Reproduce each of the items below line for line, with no changes, and leave the pictures out of your output.

** start of EXTRACTED DATA **

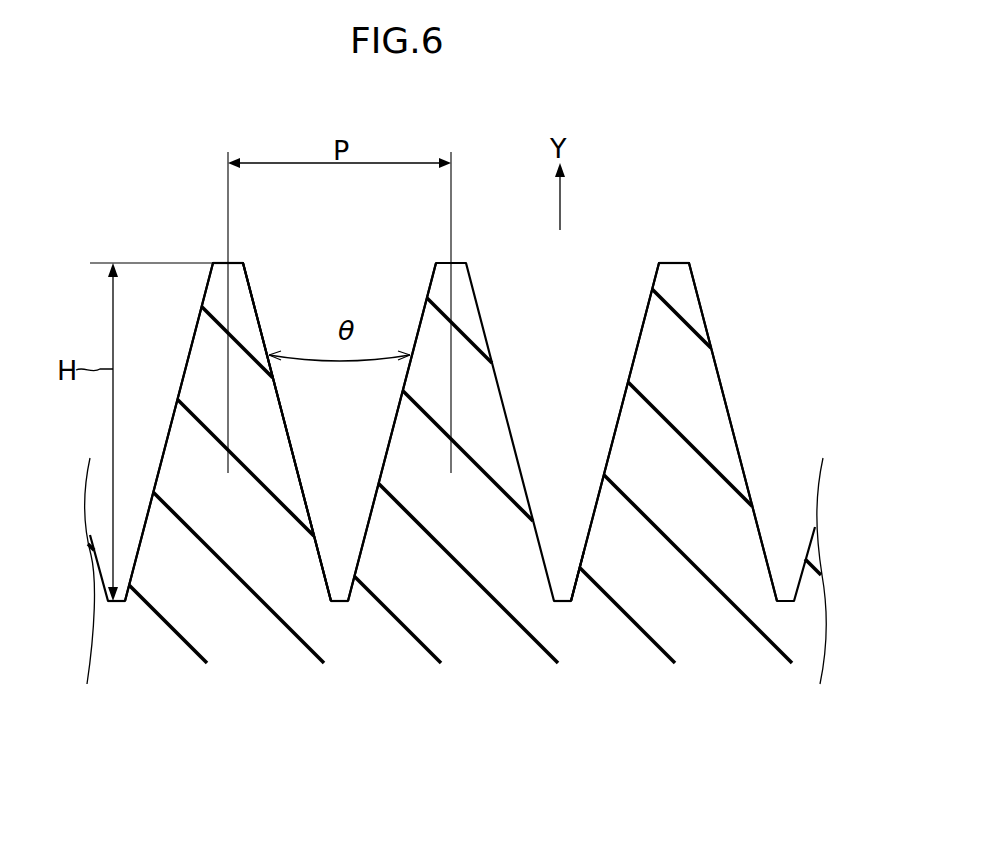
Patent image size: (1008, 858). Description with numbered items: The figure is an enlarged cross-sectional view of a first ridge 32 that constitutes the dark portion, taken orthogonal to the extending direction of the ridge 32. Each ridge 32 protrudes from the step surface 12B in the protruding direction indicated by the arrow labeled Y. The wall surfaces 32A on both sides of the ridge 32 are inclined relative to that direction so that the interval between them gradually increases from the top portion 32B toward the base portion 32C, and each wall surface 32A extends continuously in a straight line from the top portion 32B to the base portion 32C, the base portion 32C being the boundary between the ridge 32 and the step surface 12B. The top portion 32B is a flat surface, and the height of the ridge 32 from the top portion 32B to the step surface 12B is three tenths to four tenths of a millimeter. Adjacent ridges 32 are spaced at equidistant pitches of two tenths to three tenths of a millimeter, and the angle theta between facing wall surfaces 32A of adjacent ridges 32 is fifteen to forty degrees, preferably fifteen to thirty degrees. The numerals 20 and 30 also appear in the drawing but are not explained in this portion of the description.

The fastening member 20 is at (797, 260).
The thread portion 30 is at (775, 367).
The ridge 32 is at (212, 262).
The wall surfaces 32A is at (250, 287).
The top portion 32B is at (232, 262).
The base portion 32C is at (604, 575).
The step surface 12B is at (138, 600).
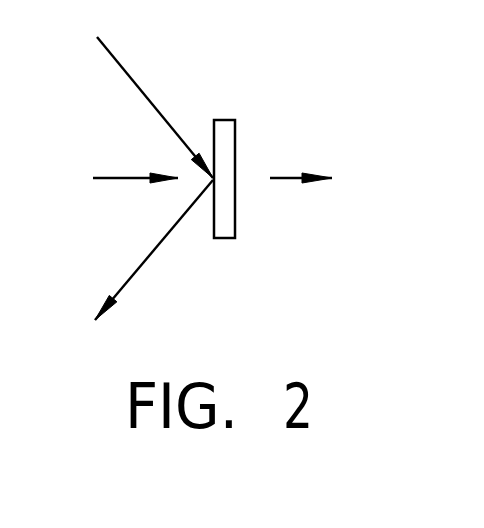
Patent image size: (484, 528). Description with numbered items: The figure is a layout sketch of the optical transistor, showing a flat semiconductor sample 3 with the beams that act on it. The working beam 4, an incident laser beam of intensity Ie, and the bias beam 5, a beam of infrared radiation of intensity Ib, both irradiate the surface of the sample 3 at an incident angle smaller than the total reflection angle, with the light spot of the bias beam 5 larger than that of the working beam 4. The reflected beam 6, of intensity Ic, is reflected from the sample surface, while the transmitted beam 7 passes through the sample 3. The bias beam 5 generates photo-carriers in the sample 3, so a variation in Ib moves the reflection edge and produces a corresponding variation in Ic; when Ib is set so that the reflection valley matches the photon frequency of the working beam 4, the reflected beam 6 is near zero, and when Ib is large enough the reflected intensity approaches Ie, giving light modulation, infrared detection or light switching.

The sample 3 is at (223, 139).
The working beam 4 is at (135, 89).
The bias beam 5 is at (112, 170).
The reflected beam 6 is at (135, 264).
The transmitted beam 7 is at (314, 182).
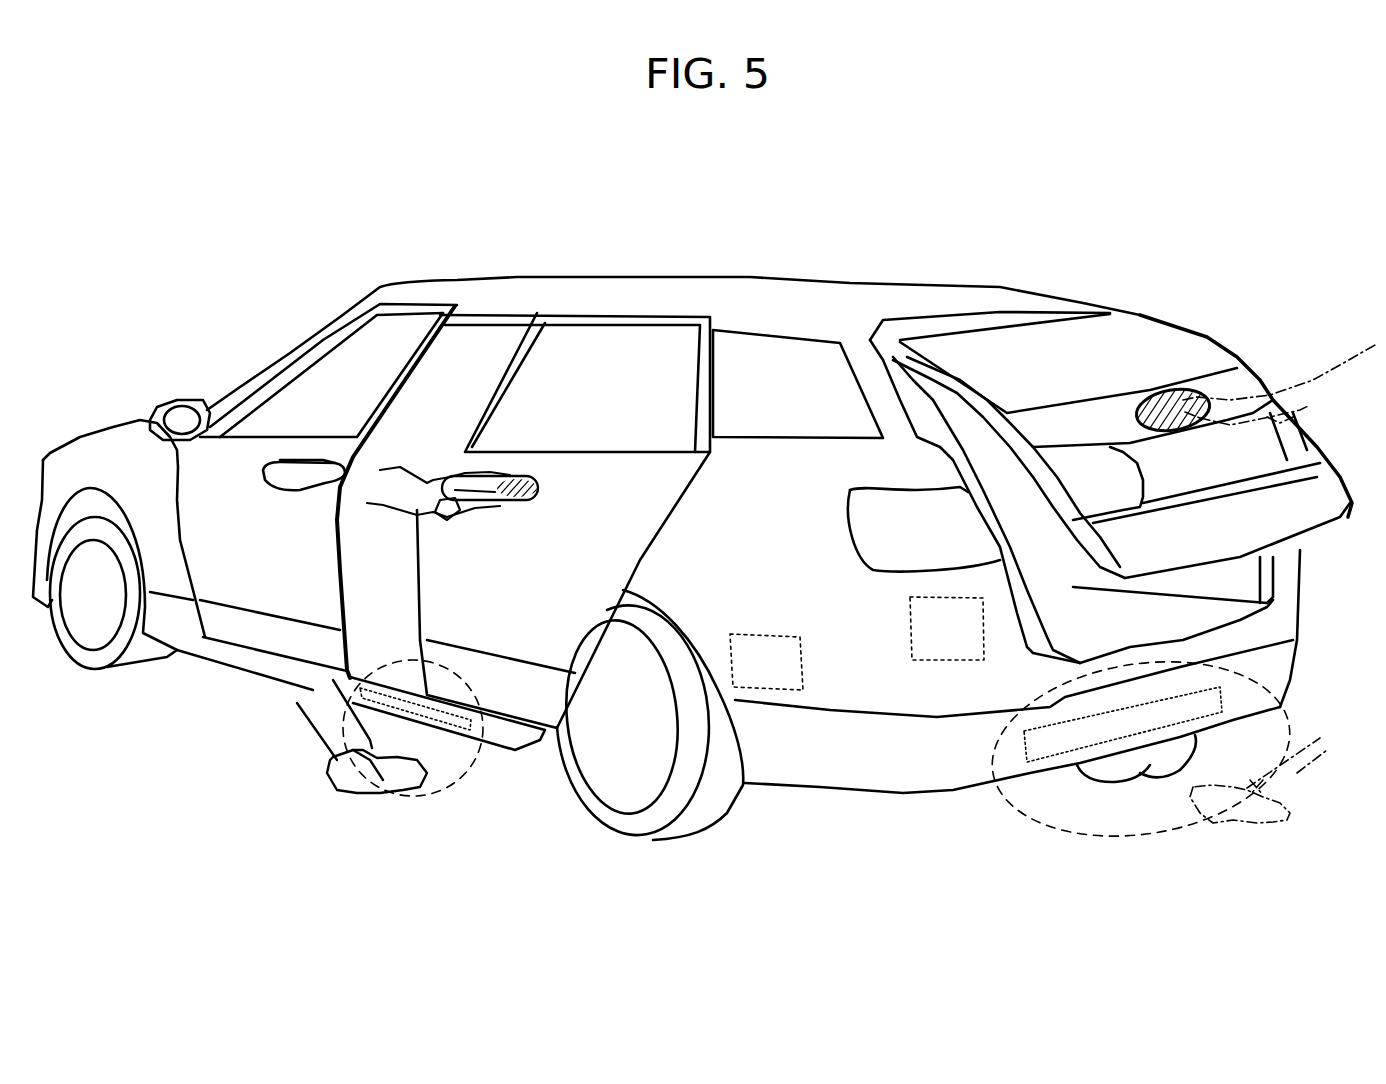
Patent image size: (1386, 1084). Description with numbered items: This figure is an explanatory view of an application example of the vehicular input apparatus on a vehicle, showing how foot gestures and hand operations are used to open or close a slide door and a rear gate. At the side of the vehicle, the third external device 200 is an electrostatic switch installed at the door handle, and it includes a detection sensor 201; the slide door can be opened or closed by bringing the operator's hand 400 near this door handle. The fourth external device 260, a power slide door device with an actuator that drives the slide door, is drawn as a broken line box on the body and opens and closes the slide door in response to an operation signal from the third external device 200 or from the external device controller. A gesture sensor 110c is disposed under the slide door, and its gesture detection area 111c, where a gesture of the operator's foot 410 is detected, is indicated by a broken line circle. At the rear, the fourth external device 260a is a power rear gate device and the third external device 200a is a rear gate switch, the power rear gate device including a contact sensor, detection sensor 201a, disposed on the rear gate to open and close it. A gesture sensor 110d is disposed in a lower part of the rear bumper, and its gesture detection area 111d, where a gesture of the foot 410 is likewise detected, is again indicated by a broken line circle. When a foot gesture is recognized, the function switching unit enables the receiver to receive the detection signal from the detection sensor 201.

** end of EXTRACTED DATA **

◆ THE OUTPUT
Patent image size: (1008, 858). Description with numbered items: The figure is an enlarged cross-sectional view of a first ridge 32 that constitutes the dark portion, taken orthogonal to the extending direction of the ridge 32. Each ridge 32 protrudes from the step surface 12B in the protruding direction indicated by the arrow labeled Y. The wall surfaces 32A on both sides of the ridge 32 are inclined relative to that direction so that the interval between them gradually increases from the top portion 32B toward the base portion 32C, and each wall surface 32A extends continuously in a straight line from the top portion 32B to the base portion 32C, the base portion 32C being the boundary between the ridge 32 and the step surface 12B. The top portion 32B is a flat surface, and the height of the ridge 32 from the top portion 32B to the step surface 12B is three tenths to four tenths of a millimeter. Adjacent ridges 32 are spaced at equidistant pitches of two tenths to three tenths of a millimeter, and the angle theta between facing wall surfaces 32A of adjacent ridges 32 is fifteen to forty degrees, preferably fifteen to thirty degrees. The numerals 20 and 30 also appear in the drawing but are not explained in this portion of the description.

The fastening member 20 is at (797, 260).
The thread portion 30 is at (775, 367).
The ridge 32 is at (212, 262).
The wall surfaces 32A is at (250, 287).
The top portion 32B is at (232, 262).
The base portion 32C is at (604, 575).
The step surface 12B is at (138, 600).
Patent image size: (484, 528). Description with numbered items: The figure is a layout sketch of the optical transistor, showing a flat semiconductor sample 3 with the beams that act on it. The working beam 4, an incident laser beam of intensity Ie, and the bias beam 5, a beam of infrared radiation of intensity Ib, both irradiate the surface of the sample 3 at an incident angle smaller than the total reflection angle, with the light spot of the bias beam 5 larger than that of the working beam 4. The reflected beam 6, of intensity Ic, is reflected from the sample surface, while the transmitted beam 7 passes through the sample 3. The bias beam 5 generates photo-carriers in the sample 3, so a variation in Ib moves the reflection edge and produces a corresponding variation in Ic; when Ib is set so that the reflection valley matches the photon frequency of the working beam 4, the reflected beam 6 is near zero, and when Ib is large enough the reflected intensity approaches Ie, giving light modulation, infrared detection or light switching.

The sample 3 is at (223, 139).
The working beam 4 is at (135, 89).
The bias beam 5 is at (112, 170).
The reflected beam 6 is at (135, 264).
The transmitted beam 7 is at (314, 182).
Patent image size: (1386, 1084). Description with numbered items: This figure is an explanatory view of an application example of the vehicular input apparatus on a vehicle, showing how foot gestures and hand operations are used to open or close a slide door and a rear gate. At the side of the vehicle, the third external device 200 is an electrostatic switch installed at the door handle, and it includes a detection sensor 201; the slide door can be opened or closed by bringing the operator's hand 400 near this door handle. The fourth external device 260, a power slide door device with an actuator that drives the slide door, is drawn as a broken line box on the body and opens and closes the slide door in response to an operation signal from the third external device 200 or from the external device controller. A gesture sensor 110c is disposed under the slide door, and its gesture detection area 111c, where a gesture of the operator's foot 410 is detected, is indicated by a broken line circle. At the rear, the fourth external device 260a is a power rear gate device and the third external device 200a is a rear gate switch, the power rear gate device including a contact sensor, detection sensor 201a, disposed on the rear gate to open and close it. A gesture sensor 110d is disposed in a lower part of the rear bumper, and its gesture detection area 111d, where a gesture of the foot 410 is likewise detected, is again indicated by a broken line circle. When a foot gesture is recognized, the function switching unit enables the receiver to receive the detection signal from the detection sensor 201.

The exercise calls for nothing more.